*What this task involves*.
Exactly as written, quote every line that follows, skipping the images.

*Dataset records*.
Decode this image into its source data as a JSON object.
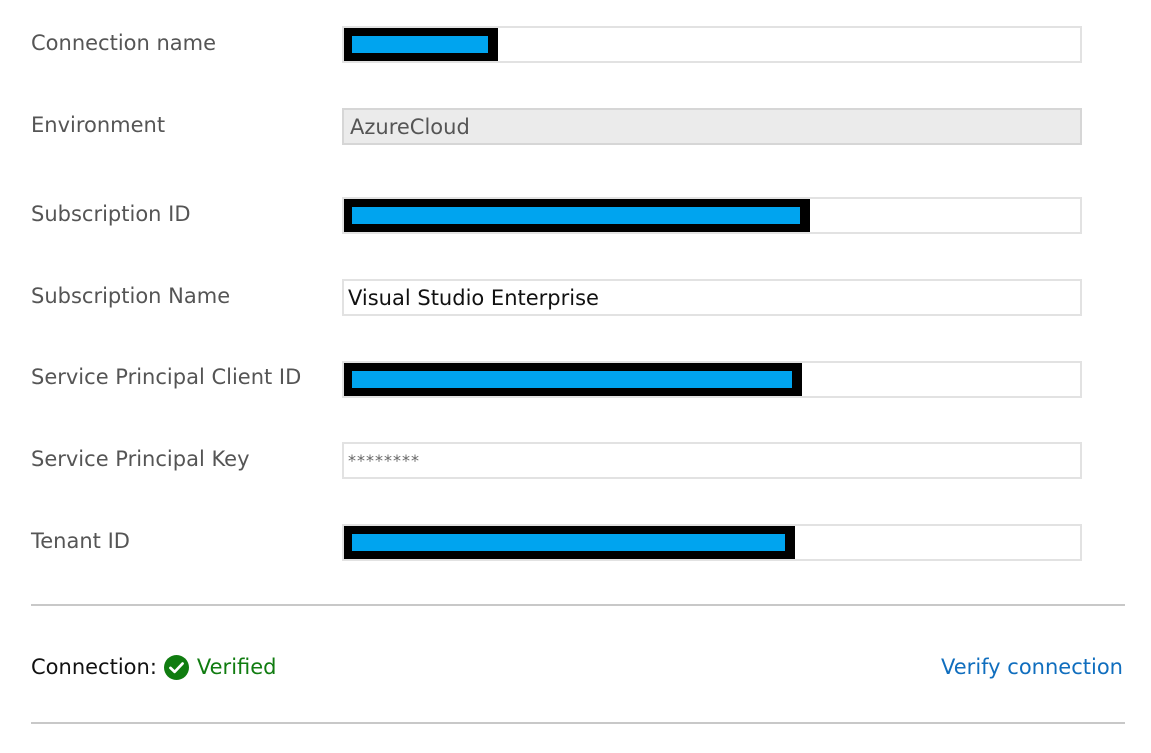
{
  "form": {
    "fields": [
      {
        "label": "Connection name",
        "value": "",
        "redacted": true
      },
      {
        "label": "Environment",
        "value": "AzureCloud",
        "readonly": true
      },
      {
        "label": "Subscription ID",
        "value": "",
        "redacted": true
      },
      {
        "label": "Subscription Name",
        "value": "Visual Studio Enterprise"
      },
      {
        "label": "Service Principal Client ID",
        "value": "",
        "redacted": true
      },
      {
        "label": "Service Principal Key",
        "value": "********",
        "masked": true
      },
      {
        "label": "Tenant ID",
        "value": "",
        "redacted": true
      }
    ]
  },
  "connection": {
    "label": "Connection:",
    "status": "Verified",
    "status_icon": "check-circle-icon",
    "status_color": "#107c10",
    "verify_link": "Verify connection",
    "link_color": "#106ebe"
  },
  "colors": {
    "redaction_outer": "#000000",
    "redaction_inner": "#00a4ef"
  }
}
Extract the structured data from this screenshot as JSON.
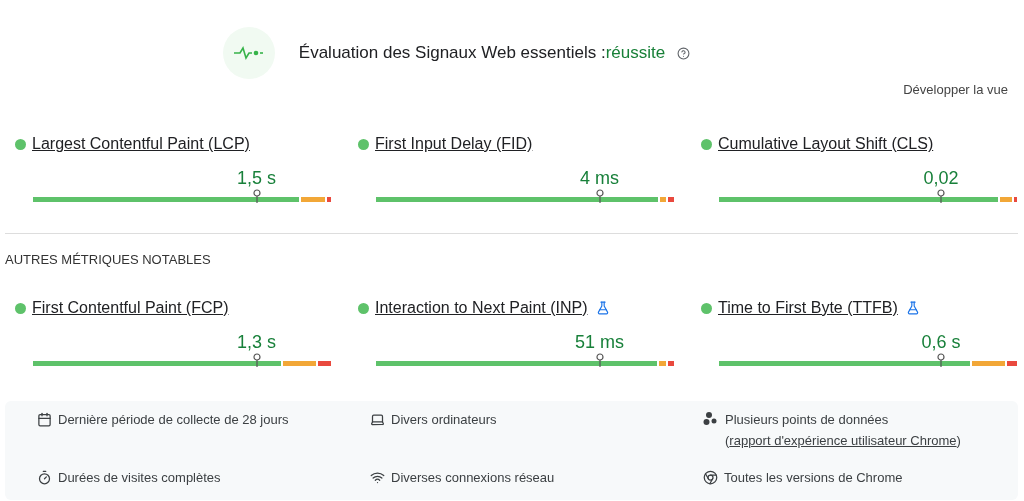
{
  "header": {
    "title": "Évaluation des Signaux Web essentiels :",
    "result": "réussite"
  },
  "expand_link": "Développer la vue",
  "core_metrics": [
    {
      "name": "Largest Contentful Paint (LCP)",
      "color": "#5ec26a",
      "experimental": false,
      "value": "1,5 s",
      "segments": [
        {
          "kind": "good"
        },
        {
          "kind": "average"
        },
        {
          "kind": "poor"
        }
      ]
    },
    {
      "name": "First Input Delay (FID)",
      "color": "#5ec26a",
      "experimental": false,
      "value": "4 ms",
      "segments": [
        {
          "kind": "good"
        },
        {
          "kind": "average"
        },
        {
          "kind": "poor"
        }
      ]
    },
    {
      "name": "Cumulative Layout Shift (CLS)",
      "color": "#5ec26a",
      "experimental": false,
      "value": "0,02",
      "segments": [
        {
          "kind": "good"
        },
        {
          "kind": "average"
        },
        {
          "kind": "poor"
        }
      ]
    }
  ],
  "other_title": "AUTRES MÉTRIQUES NOTABLES",
  "other_metrics": [
    {
      "name": "First Contentful Paint (FCP)",
      "color": "#5ec26a",
      "experimental": false,
      "value": "1,3 s",
      "segments": [
        {
          "kind": "good"
        },
        {
          "kind": "average"
        },
        {
          "kind": "poor"
        }
      ]
    },
    {
      "name": "Interaction to Next Paint (INP)",
      "color": "#5ec26a",
      "experimental": true,
      "value": "51 ms",
      "segments": [
        {
          "kind": "good"
        },
        {
          "kind": "average"
        },
        {
          "kind": "poor"
        }
      ]
    },
    {
      "name": "Time to First Byte (TTFB)",
      "color": "#5ec26a",
      "experimental": true,
      "value": "0,6 s",
      "segments": [
        {
          "kind": "good"
        },
        {
          "kind": "average"
        },
        {
          "kind": "poor"
        }
      ]
    }
  ],
  "footer": [
    {
      "text": "Dernière période de collecte de 28 jours"
    },
    {
      "text": "Divers ordinateurs"
    },
    {
      "text": "Plusieurs points de données (",
      "link": "rapport d'expérience utilisateur Chrome",
      "after": ")"
    },
    {
      "text": "Durées de visites complètes"
    },
    {
      "text": "Diverses connexions réseau"
    },
    {
      "text": "Toutes les versions de Chrome"
    }
  ]
}
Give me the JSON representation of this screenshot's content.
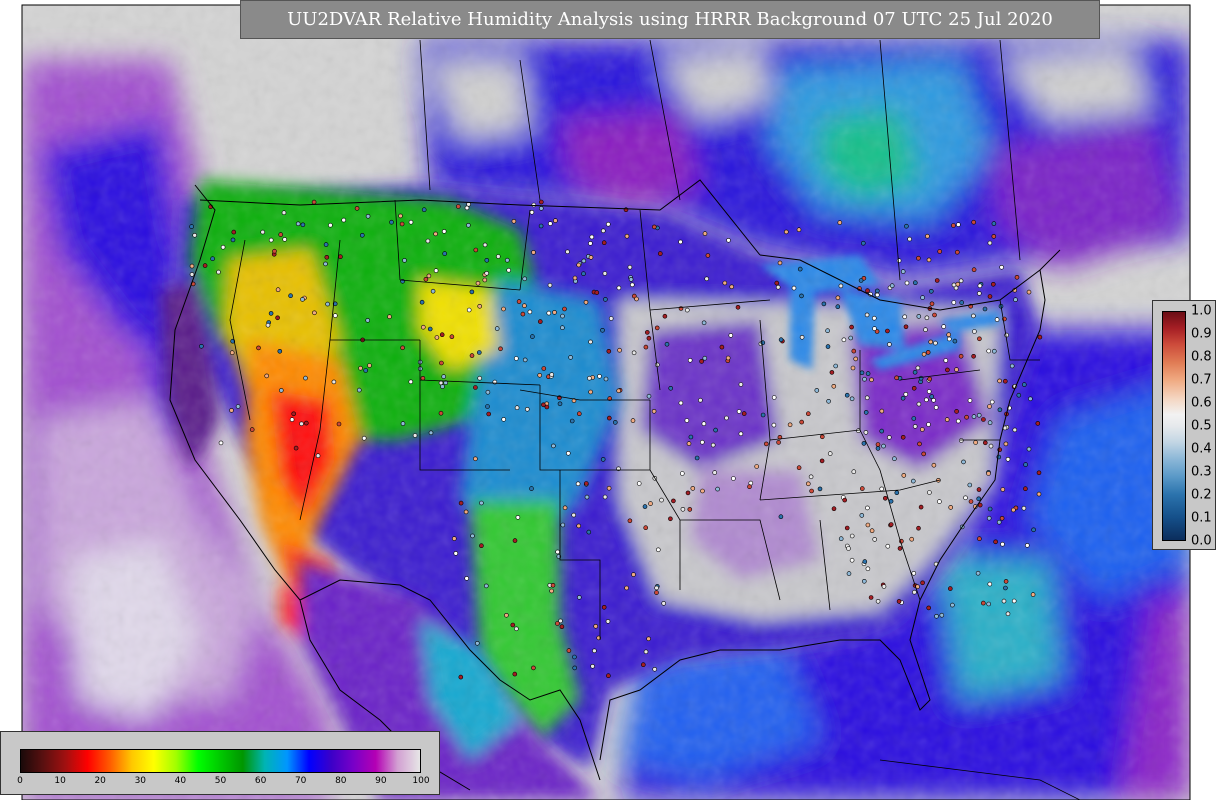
{
  "title": "UU2DVAR Relative Humidity Analysis using HRRR Background 07 UTC 25 Jul 2020",
  "rh_colorbar": {
    "ticks": [
      "0",
      "10",
      "20",
      "30",
      "40",
      "50",
      "60",
      "70",
      "80",
      "90",
      "100"
    ],
    "min": 0,
    "max": 100,
    "colors": [
      "#1a0a0a",
      "#5a1010",
      "#a01010",
      "#ff0000",
      "#ff5a00",
      "#ffc800",
      "#ffff00",
      "#a0ff00",
      "#00ff00",
      "#00c800",
      "#009600",
      "#00b4b4",
      "#0096ff",
      "#0000ff",
      "#3c00c8",
      "#7800c8",
      "#b400b4",
      "#d2a0d2",
      "#e6e6e6"
    ]
  },
  "increment_colorbar": {
    "ticks": [
      "1.0",
      "0.9",
      "0.8",
      "0.7",
      "0.6",
      "0.5",
      "0.4",
      "0.3",
      "0.2",
      "0.1",
      "0.0"
    ],
    "min": 0.0,
    "max": 1.0
  },
  "colors": {
    "ocean_purple": "#7a1fb0",
    "ocean_blue": "#2200e0",
    "dry_red": "#ff1010",
    "moist_green": "#18c818",
    "saturated_gray": "#d0d0d0",
    "title_bar": "#8a8a8a"
  }
}
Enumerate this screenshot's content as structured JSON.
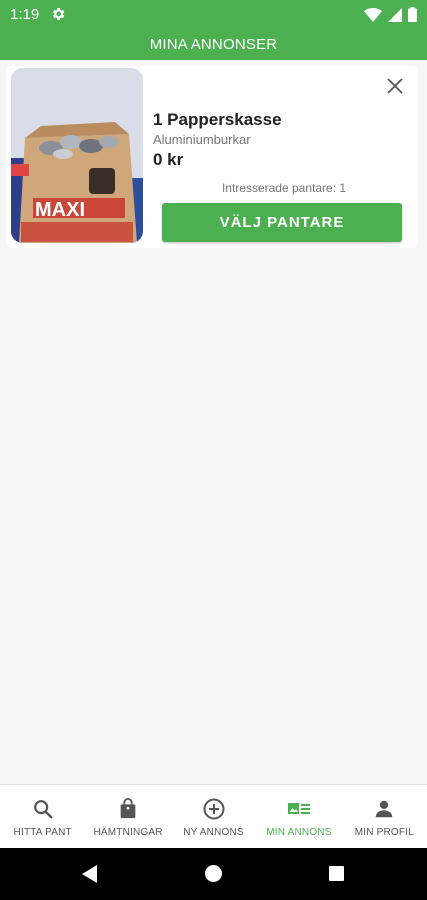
{
  "status": {
    "time": "1:19"
  },
  "app_bar": {
    "title": "MINA ANNONSER"
  },
  "listing": {
    "title": "1 Papperskasse",
    "subtitle": "Aluminiumburkar",
    "price": "0 kr",
    "interested": "Intresserade pantare: 1",
    "select_button": "VÄLJ PANTARE",
    "image_text": "MAXI"
  },
  "bottom_nav": [
    {
      "label": "HITTA PANT",
      "icon": "search-icon",
      "active": false
    },
    {
      "label": "HÄMTNINGAR",
      "icon": "shopping-bag-icon",
      "active": false
    },
    {
      "label": "NY ANNONS",
      "icon": "add-circle-icon",
      "active": false
    },
    {
      "label": "MIN ANNONS",
      "icon": "listing-card-icon",
      "active": true
    },
    {
      "label": "MIN PROFIL",
      "icon": "person-icon",
      "active": false
    }
  ],
  "colors": {
    "primary": "#4caf50",
    "active_nav": "#4caf50",
    "inactive_nav": "#555555"
  }
}
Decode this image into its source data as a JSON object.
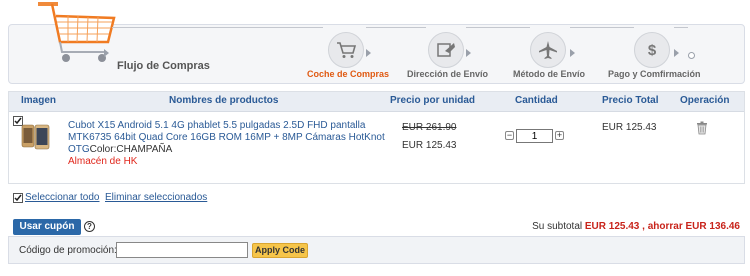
{
  "flow": {
    "title": "Flujo de Compras",
    "steps": [
      {
        "label": "Coche de Compras",
        "icon": "cart-icon",
        "active": true
      },
      {
        "label": "Dirección de Envío",
        "icon": "address-icon",
        "active": false
      },
      {
        "label": "Método de Envío",
        "icon": "plane-icon",
        "active": false
      },
      {
        "label": "Pago y Comfirmación",
        "icon": "dollar-icon",
        "active": false
      }
    ]
  },
  "table": {
    "headers": {
      "image": "Imagen",
      "name": "Nombres de productos",
      "unit_price": "Precio por unidad",
      "quantity": "Cantidad",
      "total": "Precio Total",
      "operation": "Operación"
    },
    "item": {
      "checked": true,
      "name": "Cubot X15 Android 5.1 4G phablet 5.5 pulgadas 2.5D FHD pantalla MTK6735 64bit Quad Core 16GB ROM 16MP + 8MP Cámaras HotKnot OTG",
      "color_label": "Color:",
      "color_value": "CHAMPAÑA",
      "warehouse": "Almacén de HK",
      "old_price": "EUR 261.90",
      "unit_price": "EUR 125.43",
      "quantity": "1",
      "qty_minus": "−",
      "qty_plus": "+",
      "total_price": "EUR 125.43"
    }
  },
  "selection": {
    "select_all": "Seleccionar todo",
    "delete_selected": "Eliminar seleccionados"
  },
  "coupon": {
    "button": "Usar cupón",
    "help": "?",
    "subtotal_label": "Su subtotal",
    "subtotal_value": "EUR 125.43",
    "savings_label": ", ahorrar",
    "savings_value": "EUR 136.46",
    "promo_label": "Código de promoción:",
    "promo_value": "",
    "apply": "Apply Code"
  },
  "colors": {
    "accent_orange": "#e05a12",
    "link_blue": "#2a5a96",
    "price_red": "#c8231a",
    "button_blue": "#2b68a8",
    "apply_yellow": "#f6c54a"
  }
}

*Answer to this task*.
Decode this image into its source data as a JSON object.
{
  "form": {
    "fields": [
      {
        "label": "Connection name",
        "value": "",
        "redacted": true
      },
      {
        "label": "Environment",
        "value": "AzureCloud",
        "readonly": true
      },
      {
        "label": "Subscription ID",
        "value": "",
        "redacted": true
      },
      {
        "label": "Subscription Name",
        "value": "Visual Studio Enterprise"
      },
      {
        "label": "Service Principal Client ID",
        "value": "",
        "redacted": true
      },
      {
        "label": "Service Principal Key",
        "value": "********",
        "masked": true
      },
      {
        "label": "Tenant ID",
        "value": "",
        "redacted": true
      }
    ]
  },
  "connection": {
    "label": "Connection:",
    "status": "Verified",
    "status_icon": "check-circle-icon",
    "status_color": "#107c10",
    "verify_link": "Verify connection",
    "link_color": "#106ebe"
  },
  "colors": {
    "redaction_outer": "#000000",
    "redaction_inner": "#00a4ef"
  }
}
Extract the structured data from this screenshot as JSON.
{
  "header": {
    "title": "Évaluation des Signaux Web essentiels :",
    "result": "réussite"
  },
  "expand_link": "Développer la vue",
  "core_metrics": [
    {
      "name": "Largest Contentful Paint (LCP)",
      "color": "#5ec26a",
      "experimental": false,
      "value": "1,5 s",
      "segments": [
        {
          "kind": "good"
        },
        {
          "kind": "average"
        },
        {
          "kind": "poor"
        }
      ]
    },
    {
      "name": "First Input Delay (FID)",
      "color": "#5ec26a",
      "experimental": false,
      "value": "4 ms",
      "segments": [
        {
          "kind": "good"
        },
        {
          "kind": "average"
        },
        {
          "kind": "poor"
        }
      ]
    },
    {
      "name": "Cumulative Layout Shift (CLS)",
      "color": "#5ec26a",
      "experimental": false,
      "value": "0,02",
      "segments": [
        {
          "kind": "good"
        },
        {
          "kind": "average"
        },
        {
          "kind": "poor"
        }
      ]
    }
  ],
  "other_title": "AUTRES MÉTRIQUES NOTABLES",
  "other_metrics": [
    {
      "name": "First Contentful Paint (FCP)",
      "color": "#5ec26a",
      "experimental": false,
      "value": "1,3 s",
      "segments": [
        {
          "kind": "good"
        },
        {
          "kind": "average"
        },
        {
          "kind": "poor"
        }
      ]
    },
    {
      "name": "Interaction to Next Paint (INP)",
      "color": "#5ec26a",
      "experimental": true,
      "value": "51 ms",
      "segments": [
        {
          "kind": "good"
        },
        {
          "kind": "average"
        },
        {
          "kind": "poor"
        }
      ]
    },
    {
      "name": "Time to First Byte (TTFB)",
      "color": "#5ec26a",
      "experimental": true,
      "value": "0,6 s",
      "segments": [
        {
          "kind": "good"
        },
        {
          "kind": "average"
        },
        {
          "kind": "poor"
        }
      ]
    }
  ],
  "footer": [
    {
      "text": "Dernière période de collecte de 28 jours"
    },
    {
      "text": "Divers ordinateurs"
    },
    {
      "text": "Plusieurs points de données (",
      "link": "rapport d'expérience utilisateur Chrome",
      "after": ")"
    },
    {
      "text": "Durées de visites complètes"
    },
    {
      "text": "Diverses connexions réseau"
    },
    {
      "text": "Toutes les versions de Chrome"
    }
  ]
}
Give me the JSON representation of this screenshot's content.
{
  "title": "UU2DVAR Relative Humidity Analysis using HRRR Background 07 UTC 25 Jul 2020",
  "rh_colorbar": {
    "ticks": [
      "0",
      "10",
      "20",
      "30",
      "40",
      "50",
      "60",
      "70",
      "80",
      "90",
      "100"
    ],
    "min": 0,
    "max": 100,
    "colors": [
      "#1a0a0a",
      "#5a1010",
      "#a01010",
      "#ff0000",
      "#ff5a00",
      "#ffc800",
      "#ffff00",
      "#a0ff00",
      "#00ff00",
      "#00c800",
      "#009600",
      "#00b4b4",
      "#0096ff",
      "#0000ff",
      "#3c00c8",
      "#7800c8",
      "#b400b4",
      "#d2a0d2",
      "#e6e6e6"
    ]
  },
  "increment_colorbar": {
    "ticks": [
      "1.0",
      "0.9",
      "0.8",
      "0.7",
      "0.6",
      "0.5",
      "0.4",
      "0.3",
      "0.2",
      "0.1",
      "0.0"
    ],
    "min": 0.0,
    "max": 1.0
  },
  "colors": {
    "ocean_purple": "#7a1fb0",
    "ocean_blue": "#2200e0",
    "dry_red": "#ff1010",
    "moist_green": "#18c818",
    "saturated_gray": "#d0d0d0",
    "title_bar": "#8a8a8a"
  }
}
Enumerate this screenshot's content as structured JSON.
{
  "status": {
    "time": "1:19"
  },
  "app_bar": {
    "title": "MINA ANNONSER"
  },
  "listing": {
    "title": "1 Papperskasse",
    "subtitle": "Aluminiumburkar",
    "price": "0 kr",
    "interested": "Intresserade pantare: 1",
    "select_button": "VÄLJ PANTARE",
    "image_text": "MAXI"
  },
  "bottom_nav": [
    {
      "label": "HITTA PANT",
      "icon": "search-icon",
      "active": false
    },
    {
      "label": "HÄMTNINGAR",
      "icon": "shopping-bag-icon",
      "active": false
    },
    {
      "label": "NY ANNONS",
      "icon": "add-circle-icon",
      "active": false
    },
    {
      "label": "MIN ANNONS",
      "icon": "listing-card-icon",
      "active": true
    },
    {
      "label": "MIN PROFIL",
      "icon": "person-icon",
      "active": false
    }
  ],
  "colors": {
    "primary": "#4caf50",
    "active_nav": "#4caf50",
    "inactive_nav": "#555555"
  }
}
Decode this image into its source data as a JSON object.
{
  "flow": {
    "title": "Flujo de Compras",
    "steps": [
      {
        "label": "Coche de Compras",
        "icon": "cart-icon",
        "active": true
      },
      {
        "label": "Dirección de Envío",
        "icon": "address-icon",
        "active": false
      },
      {
        "label": "Método de Envío",
        "icon": "plane-icon",
        "active": false
      },
      {
        "label": "Pago y Comfirmación",
        "icon": "dollar-icon",
        "active": false
      }
    ]
  },
  "table": {
    "headers": {
      "image": "Imagen",
      "name": "Nombres de productos",
      "unit_price": "Precio por unidad",
      "quantity": "Cantidad",
      "total": "Precio Total",
      "operation": "Operación"
    },
    "item": {
      "checked": true,
      "name": "Cubot X15 Android 5.1 4G phablet 5.5 pulgadas 2.5D FHD pantalla MTK6735 64bit Quad Core 16GB ROM 16MP + 8MP Cámaras HotKnot OTG",
      "color_label": "Color:",
      "color_value": "CHAMPAÑA",
      "warehouse": "Almacén de HK",
      "old_price": "EUR 261.90",
      "unit_price": "EUR 125.43",
      "quantity": "1",
      "qty_minus": "−",
      "qty_plus": "+",
      "total_price": "EUR 125.43"
    }
  },
  "selection": {
    "select_all": "Seleccionar todo",
    "delete_selected": "Eliminar seleccionados"
  },
  "coupon": {
    "button": "Usar cupón",
    "help": "?",
    "subtotal_label": "Su subtotal",
    "subtotal_value": "EUR 125.43",
    "savings_label": ", ahorrar",
    "savings_value": "EUR 136.46",
    "promo_label": "Código de promoción:",
    "promo_value": "",
    "apply": "Apply Code"
  },
  "colors": {
    "accent_orange": "#e05a12",
    "link_blue": "#2a5a96",
    "price_red": "#c8231a",
    "button_blue": "#2b68a8",
    "apply_yellow": "#f6c54a"
  }
}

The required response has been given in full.